START RECORDS TO PROCESS

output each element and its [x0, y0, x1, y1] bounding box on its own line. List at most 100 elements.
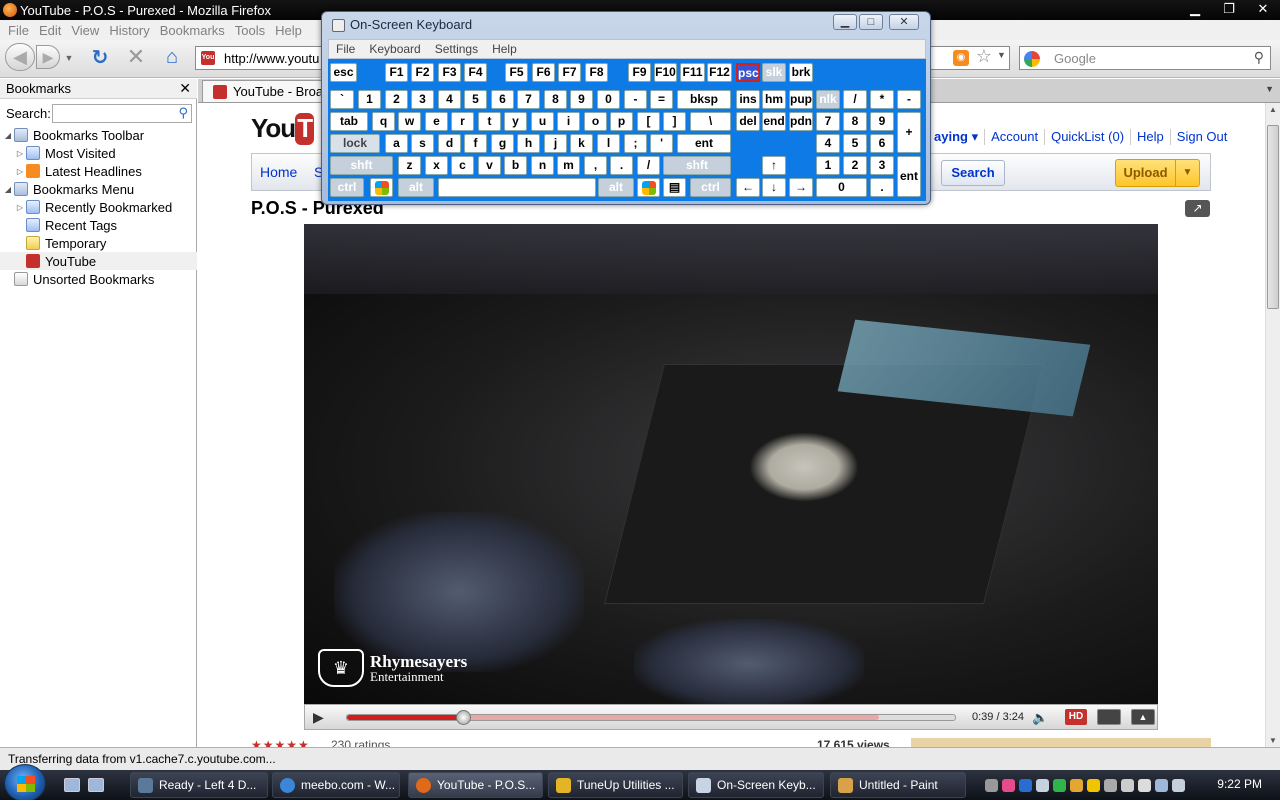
key-esc[interactable]: esc [330, 63, 357, 82]
key-home[interactable]: hm [762, 90, 786, 109]
key-num-enter[interactable]: ent [897, 156, 921, 197]
key-9[interactable]: 9 [570, 90, 593, 109]
tuneup-tray-icon[interactable] [1070, 778, 1083, 792]
osk-menu-file[interactable]: File [329, 42, 362, 56]
key-x[interactable]: x [425, 156, 448, 175]
key-f5[interactable]: F5 [505, 63, 528, 82]
key-w[interactable]: w [398, 112, 421, 131]
sidebar-item-latest-headlines[interactable]: ▷ Latest Headlines [0, 162, 197, 180]
key-right-shift[interactable]: shft [663, 156, 731, 175]
key-f3[interactable]: F3 [438, 63, 461, 82]
stop-icon[interactable]: ✕ [124, 44, 148, 69]
key-z[interactable]: z [398, 156, 421, 175]
key-f[interactable]: f [464, 134, 487, 153]
quicklist-link[interactable]: QuickList (0) [1044, 129, 1130, 145]
youtube-logo[interactable]: YouT [251, 113, 321, 147]
help-link[interactable]: Help [1130, 129, 1170, 145]
key-tab[interactable]: tab [330, 112, 368, 131]
key-num-1[interactable]: 1 [816, 156, 840, 175]
reload-icon[interactable]: ↻ [88, 45, 112, 69]
key-k[interactable]: k [570, 134, 593, 153]
history-dropdown-icon[interactable]: ▼ [62, 51, 76, 65]
key-semicolon[interactable]: ; [624, 134, 647, 153]
key-n[interactable]: n [531, 156, 554, 175]
hd-toggle[interactable]: HD [1065, 709, 1087, 725]
osk-menu-keyboard[interactable]: Keyboard [362, 42, 427, 56]
sidebar-item-unsorted-bookmarks[interactable]: Unsorted Bookmarks [0, 270, 197, 288]
sidebar-item-youtube[interactable]: YouTube [0, 252, 197, 270]
key-0[interactable]: 0 [597, 90, 620, 109]
flower-tray-icon[interactable] [1002, 778, 1015, 792]
key-t[interactable]: t [478, 112, 501, 131]
key-r[interactable]: r [451, 112, 474, 131]
play-icon[interactable]: ▶ [313, 709, 324, 726]
back-button[interactable]: ◀ [5, 43, 35, 71]
key-3[interactable]: 3 [411, 90, 434, 109]
key-p[interactable]: p [610, 112, 633, 131]
key-minus[interactable]: - [624, 90, 647, 109]
key-num-minus[interactable]: - [897, 90, 921, 109]
taskbar-item-osk[interactable]: On-Screen Keyb... [688, 772, 824, 798]
rating-stars-icon[interactable]: ★★★★★ [251, 738, 310, 747]
close-button[interactable]: ✕ [1246, 0, 1280, 20]
key-num-3[interactable]: 3 [870, 156, 894, 175]
account-link[interactable]: Account [984, 129, 1044, 145]
key-h[interactable]: h [517, 134, 540, 153]
key-comma[interactable]: , [584, 156, 607, 175]
collapsed-triangle-icon[interactable]: ▷ [14, 149, 26, 158]
sidebar-item-recent-tags[interactable]: Recent Tags [0, 216, 197, 234]
key-f6[interactable]: F6 [532, 63, 555, 82]
key-caps-lock[interactable]: lock [330, 134, 380, 153]
key-right-alt[interactable]: alt [598, 178, 634, 197]
start-button[interactable] [4, 764, 46, 800]
bluetooth-alt-icon[interactable] [1036, 778, 1049, 792]
menu-tools[interactable]: Tools [230, 23, 270, 38]
menu-history[interactable]: History [104, 23, 154, 38]
fullscreen-icon[interactable]: ▲ [1131, 709, 1155, 725]
menu-file[interactable]: File [3, 23, 34, 38]
key-insert[interactable]: ins [736, 90, 760, 109]
expand-icon[interactable]: ↗ [1185, 200, 1210, 217]
key-page-up[interactable]: pup [789, 90, 813, 109]
expanded-triangle-icon[interactable]: ◢ [2, 131, 14, 140]
collapsed-triangle-icon[interactable]: ▷ [14, 167, 26, 176]
key-num-4[interactable]: 4 [816, 134, 840, 153]
key-q[interactable]: q [372, 112, 395, 131]
tray-app-icon[interactable] [1104, 778, 1117, 792]
key-num-divide[interactable]: / [843, 90, 867, 109]
key-f4[interactable]: F4 [464, 63, 487, 82]
key-left-shift[interactable]: shft [330, 156, 393, 175]
key-v[interactable]: v [478, 156, 501, 175]
taskbar-item-paint[interactable]: Untitled - Paint [830, 772, 966, 798]
url-dropdown-icon[interactable]: ▼ [997, 50, 1006, 60]
volume-icon[interactable]: 🔈 [1032, 710, 1048, 726]
rss-feed-icon[interactable]: ◉ [953, 50, 969, 66]
key-s[interactable]: s [411, 134, 434, 153]
key-5[interactable]: 5 [464, 90, 487, 109]
taskbar-item-left4dead[interactable]: Ready - Left 4 D... [130, 772, 268, 798]
key-1[interactable]: 1 [358, 90, 381, 109]
key-equals[interactable]: = [650, 90, 673, 109]
upload-button[interactable]: Upload ▼ [1115, 159, 1200, 187]
key-num-7[interactable]: 7 [816, 112, 840, 131]
key-4[interactable]: 4 [438, 90, 461, 109]
tab-list-dropdown-icon[interactable]: ▼ [1265, 84, 1274, 94]
key-arrow-down[interactable]: ↓ [762, 178, 786, 197]
key-f12[interactable]: F12 [707, 63, 732, 82]
video-player[interactable]: ♛ Rhymesayers Entertainment [304, 224, 1158, 704]
key-delete[interactable]: del [736, 112, 760, 131]
key-8[interactable]: 8 [544, 90, 567, 109]
taskbar-item-firefox[interactable]: YouTube - P.O.S... [408, 772, 543, 798]
key-break[interactable]: brk [789, 63, 813, 82]
key-7[interactable]: 7 [517, 90, 540, 109]
show-desktop-icon[interactable] [64, 778, 80, 792]
switch-windows-icon[interactable] [88, 778, 104, 792]
norton-icon[interactable] [1087, 778, 1100, 792]
key-arrow-left[interactable]: ← [736, 178, 760, 197]
key-slash[interactable]: / [637, 156, 660, 175]
key-f1[interactable]: F1 [385, 63, 408, 82]
key-e[interactable]: e [425, 112, 448, 131]
sidebar-item-most-visited[interactable]: ▷ Most Visited [0, 144, 197, 162]
volume-icon[interactable] [1172, 778, 1185, 792]
key-g[interactable]: g [491, 134, 514, 153]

END RECORDS TO PROCESS

TASK GOAL ->
How many lines in the entries above contain the string "shft"? Reply with the number alone.

SOLUTION ->
2